## begin RAW RECORDS

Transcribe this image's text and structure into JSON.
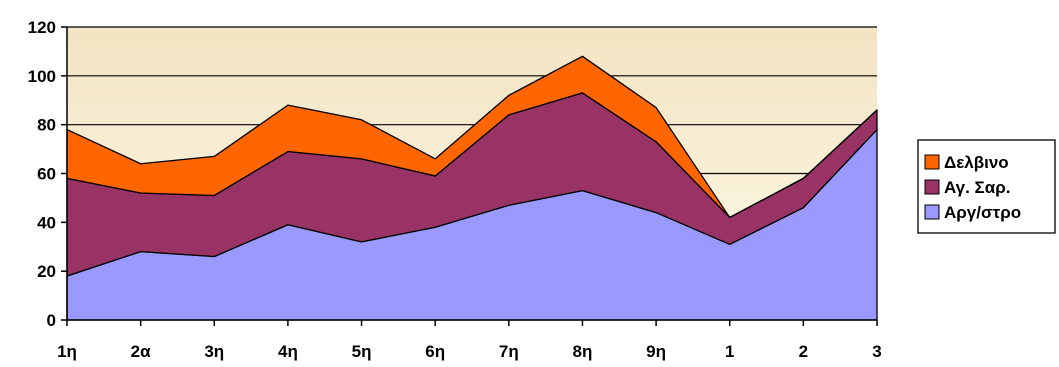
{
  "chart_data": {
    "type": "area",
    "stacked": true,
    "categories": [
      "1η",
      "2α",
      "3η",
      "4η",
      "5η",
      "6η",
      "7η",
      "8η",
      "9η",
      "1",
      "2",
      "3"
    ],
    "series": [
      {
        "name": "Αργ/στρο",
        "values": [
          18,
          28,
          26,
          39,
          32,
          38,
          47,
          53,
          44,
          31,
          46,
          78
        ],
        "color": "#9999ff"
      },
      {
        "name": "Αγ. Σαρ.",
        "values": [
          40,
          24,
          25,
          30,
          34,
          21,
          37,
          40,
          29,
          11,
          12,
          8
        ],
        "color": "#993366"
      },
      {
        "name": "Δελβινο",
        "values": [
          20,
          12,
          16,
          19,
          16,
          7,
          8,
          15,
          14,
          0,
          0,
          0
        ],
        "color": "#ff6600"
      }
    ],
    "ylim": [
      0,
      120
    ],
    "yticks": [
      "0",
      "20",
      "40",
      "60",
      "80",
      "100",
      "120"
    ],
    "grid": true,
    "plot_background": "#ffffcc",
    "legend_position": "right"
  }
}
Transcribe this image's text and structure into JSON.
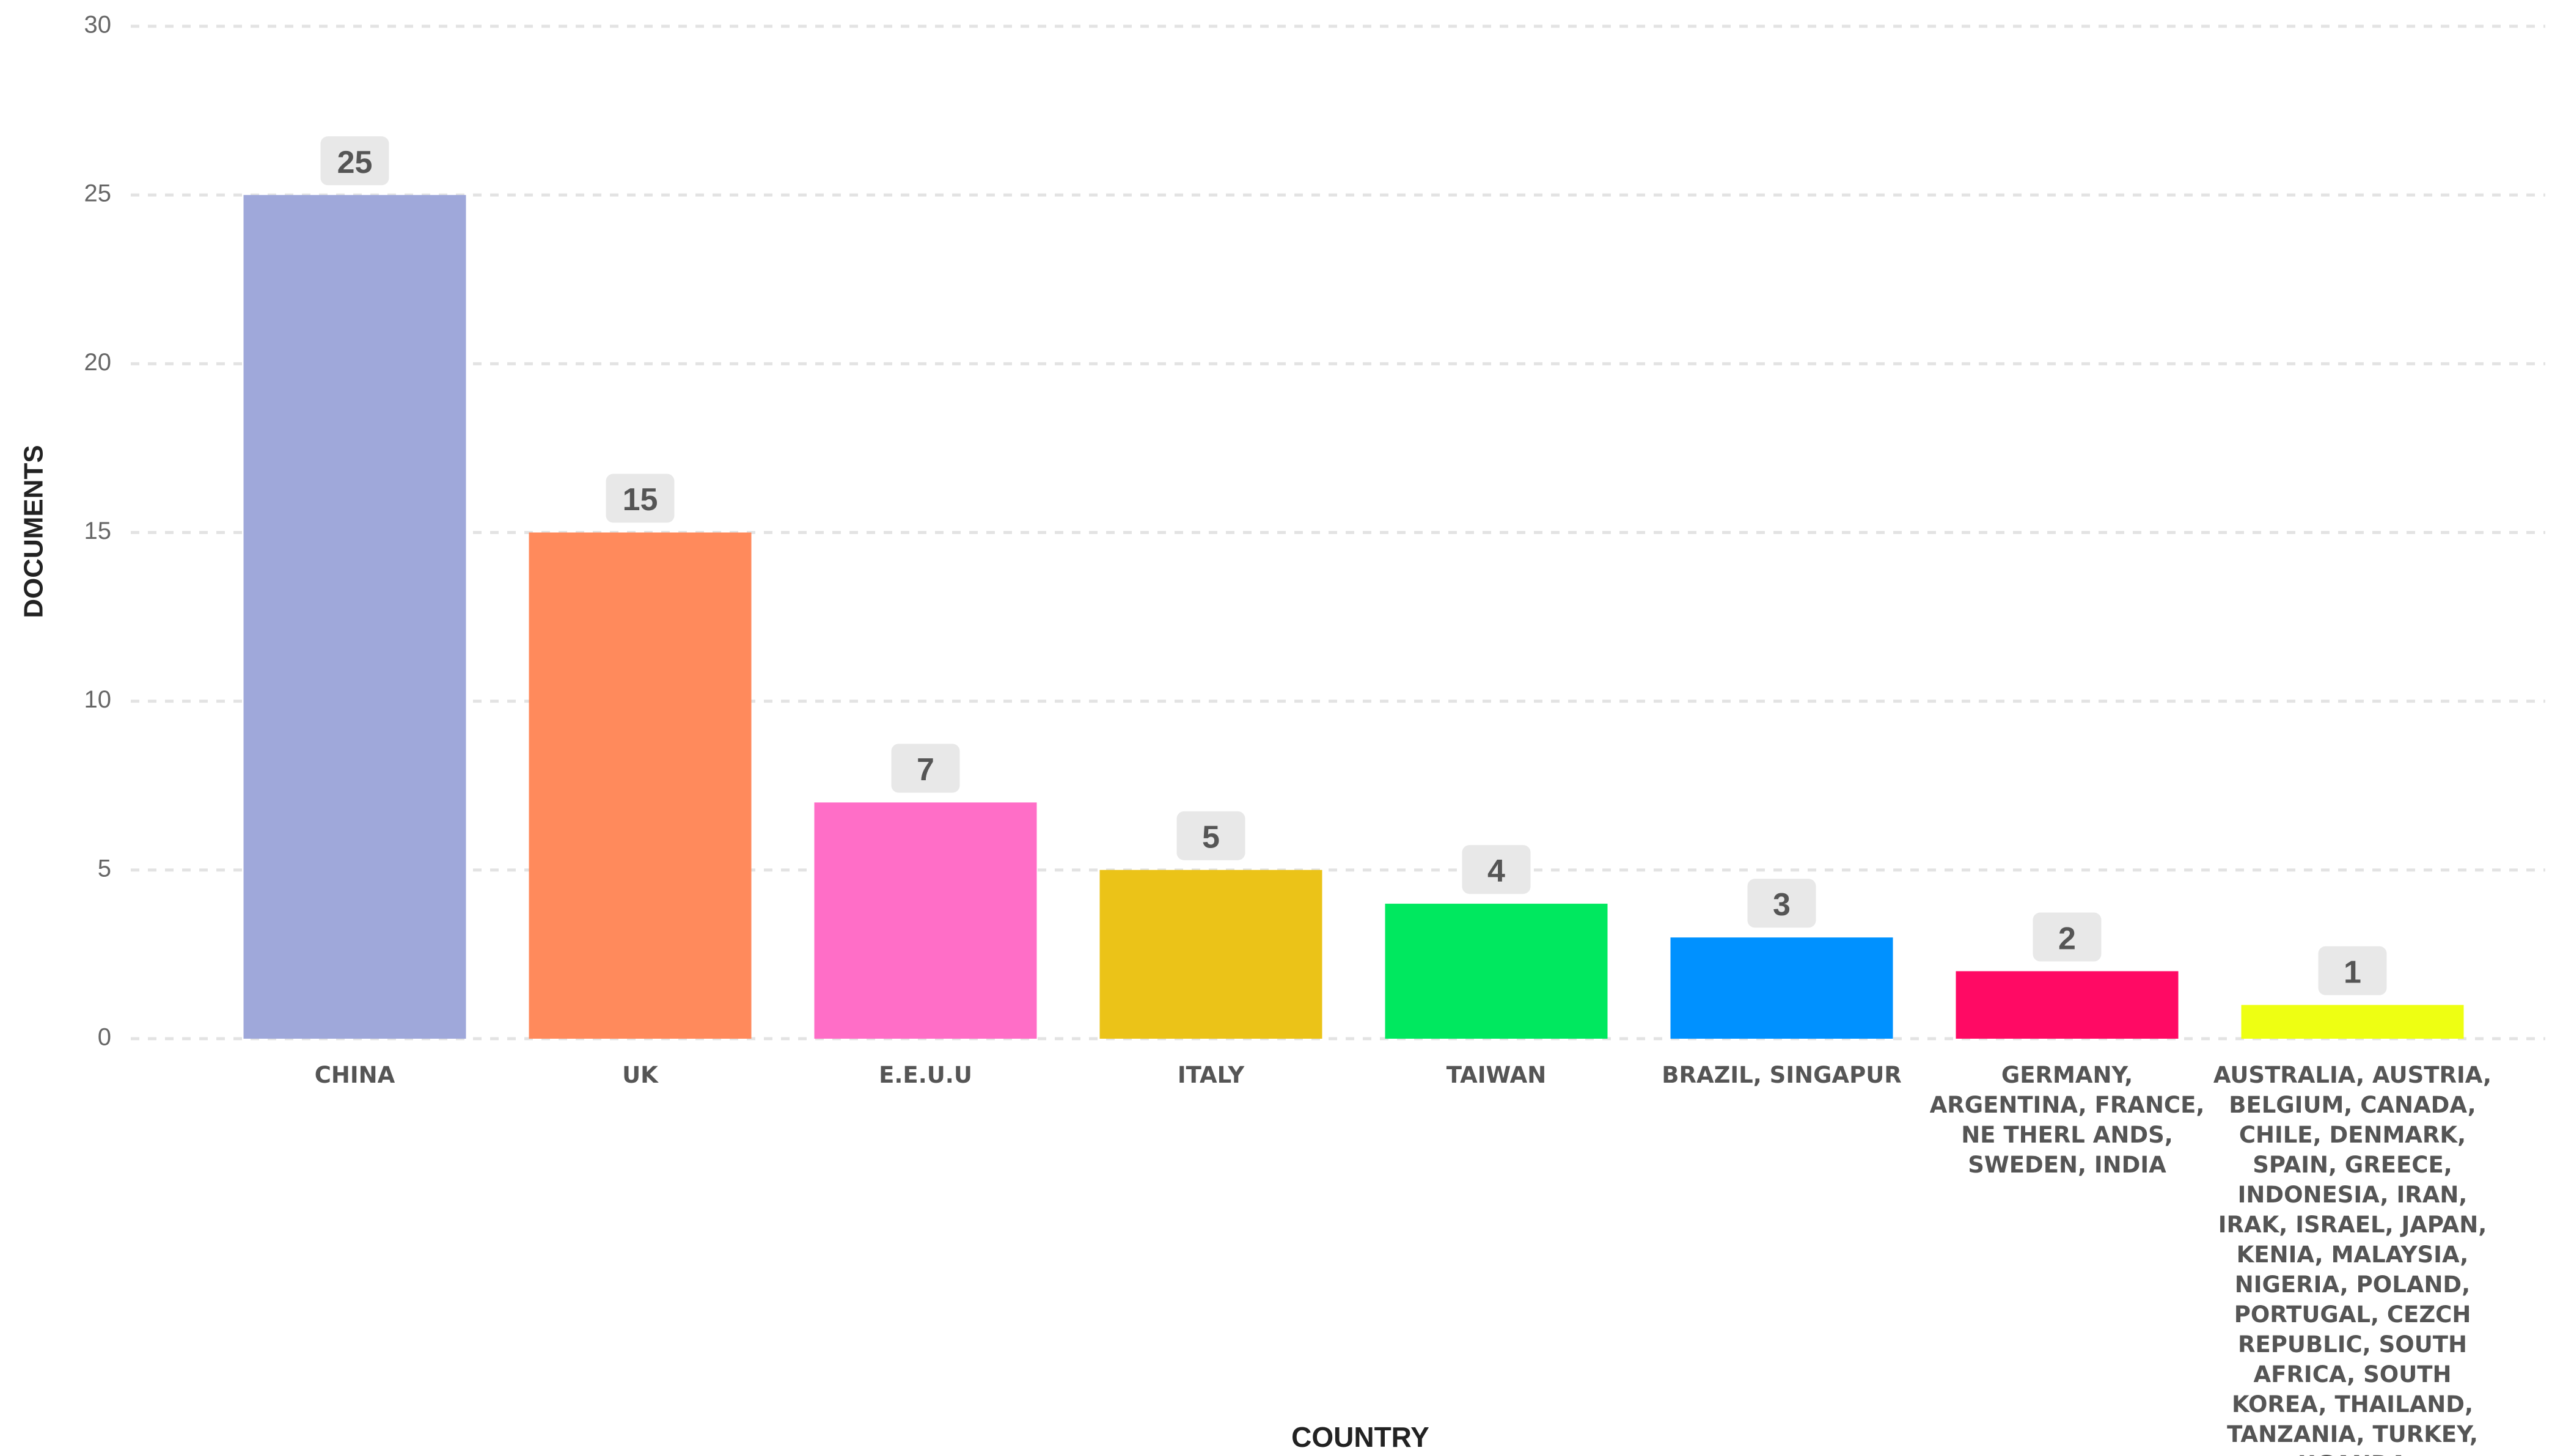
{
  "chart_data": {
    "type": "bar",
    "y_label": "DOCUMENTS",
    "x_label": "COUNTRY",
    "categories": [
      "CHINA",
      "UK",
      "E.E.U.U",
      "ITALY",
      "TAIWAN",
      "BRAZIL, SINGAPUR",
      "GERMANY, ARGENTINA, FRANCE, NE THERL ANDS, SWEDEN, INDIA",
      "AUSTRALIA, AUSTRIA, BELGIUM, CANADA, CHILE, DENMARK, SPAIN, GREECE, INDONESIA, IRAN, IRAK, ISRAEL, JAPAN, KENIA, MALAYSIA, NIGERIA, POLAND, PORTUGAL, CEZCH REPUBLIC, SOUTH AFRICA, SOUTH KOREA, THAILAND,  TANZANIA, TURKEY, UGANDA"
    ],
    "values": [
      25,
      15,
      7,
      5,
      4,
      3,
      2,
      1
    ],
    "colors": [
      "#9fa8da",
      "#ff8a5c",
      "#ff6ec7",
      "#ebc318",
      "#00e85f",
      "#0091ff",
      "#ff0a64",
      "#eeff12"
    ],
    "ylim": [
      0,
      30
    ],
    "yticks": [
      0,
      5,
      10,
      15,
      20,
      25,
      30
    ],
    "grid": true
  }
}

## end RAW RECORDS

*WORK REQUIRED:* Repeat all of the entries word for word, but omit the pictures.

*REPLY TO THE TASK:*
Transcribe this image's text and structure into JSON.
{
  "chart_data": {
    "type": "area",
    "stacked": true,
    "categories": [
      "1η",
      "2α",
      "3η",
      "4η",
      "5η",
      "6η",
      "7η",
      "8η",
      "9η",
      "1",
      "2",
      "3"
    ],
    "series": [
      {
        "name": "Αργ/στρο",
        "values": [
          18,
          28,
          26,
          39,
          32,
          38,
          47,
          53,
          44,
          31,
          46,
          78
        ],
        "color": "#9999ff"
      },
      {
        "name": "Αγ. Σαρ.",
        "values": [
          40,
          24,
          25,
          30,
          34,
          21,
          37,
          40,
          29,
          11,
          12,
          8
        ],
        "color": "#993366"
      },
      {
        "name": "Δελβινο",
        "values": [
          20,
          12,
          16,
          19,
          16,
          7,
          8,
          15,
          14,
          0,
          0,
          0
        ],
        "color": "#ff6600"
      }
    ],
    "ylim": [
      0,
      120
    ],
    "yticks": [
      "0",
      "20",
      "40",
      "60",
      "80",
      "100",
      "120"
    ],
    "grid": true,
    "plot_background": "#ffffcc",
    "legend_position": "right"
  }
}
Transcribe this image's text and structure into JSON.
{
  "chart_data": {
    "type": "bar",
    "y_label": "DOCUMENTS",
    "x_label": "COUNTRY",
    "categories": [
      "CHINA",
      "UK",
      "E.E.U.U",
      "ITALY",
      "TAIWAN",
      "BRAZIL, SINGAPUR",
      "GERMANY, ARGENTINA, FRANCE, NE THERL ANDS, SWEDEN, INDIA",
      "AUSTRALIA, AUSTRIA, BELGIUM, CANADA, CHILE, DENMARK, SPAIN, GREECE, INDONESIA, IRAN, IRAK, ISRAEL, JAPAN, KENIA, MALAYSIA, NIGERIA, POLAND, PORTUGAL, CEZCH REPUBLIC, SOUTH AFRICA, SOUTH KOREA, THAILAND,  TANZANIA, TURKEY, UGANDA"
    ],
    "values": [
      25,
      15,
      7,
      5,
      4,
      3,
      2,
      1
    ],
    "colors": [
      "#9fa8da",
      "#ff8a5c",
      "#ff6ec7",
      "#ebc318",
      "#00e85f",
      "#0091ff",
      "#ff0a64",
      "#eeff12"
    ],
    "ylim": [
      0,
      30
    ],
    "yticks": [
      0,
      5,
      10,
      15,
      20,
      25,
      30
    ],
    "grid": true
  }
}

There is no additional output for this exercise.